(Collected data entries)
******

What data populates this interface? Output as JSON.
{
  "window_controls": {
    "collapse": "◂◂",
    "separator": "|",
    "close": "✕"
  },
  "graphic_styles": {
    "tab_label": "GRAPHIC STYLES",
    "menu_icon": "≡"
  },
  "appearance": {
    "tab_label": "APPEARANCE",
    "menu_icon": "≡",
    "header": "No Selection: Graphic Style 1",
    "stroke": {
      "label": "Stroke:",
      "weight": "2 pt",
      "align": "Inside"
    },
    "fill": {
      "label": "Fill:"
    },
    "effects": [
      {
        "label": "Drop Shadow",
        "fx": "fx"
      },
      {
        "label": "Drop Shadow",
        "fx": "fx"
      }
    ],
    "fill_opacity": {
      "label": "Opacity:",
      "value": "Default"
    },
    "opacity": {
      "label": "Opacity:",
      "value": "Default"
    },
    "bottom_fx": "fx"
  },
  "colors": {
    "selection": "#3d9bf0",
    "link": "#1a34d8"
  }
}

******

**Problem requirements:**
Once more, set down the full listing, verbatim.

**Full solution:**
What data populates this interface? Output as JSON.
{
  "window_controls": {
    "collapse": "◂◂",
    "separator": "|",
    "close": "✕"
  },
  "graphic_styles": {
    "tab_label": "GRAPHIC STYLES",
    "menu_icon": "≡"
  },
  "appearance": {
    "tab_label": "APPEARANCE",
    "menu_icon": "≡",
    "header": "No Selection: Graphic Style 1",
    "stroke": {
      "label": "Stroke:",
      "weight": "2 pt",
      "align": "Inside"
    },
    "fill": {
      "label": "Fill:"
    },
    "effects": [
      {
        "label": "Drop Shadow",
        "fx": "fx"
      },
      {
        "label": "Drop Shadow",
        "fx": "fx"
      }
    ],
    "fill_opacity": {
      "label": "Opacity:",
      "value": "Default"
    },
    "opacity": {
      "label": "Opacity:",
      "value": "Default"
    },
    "bottom_fx": "fx"
  },
  "colors": {
    "selection": "#3d9bf0",
    "link": "#1a34d8"
  }
}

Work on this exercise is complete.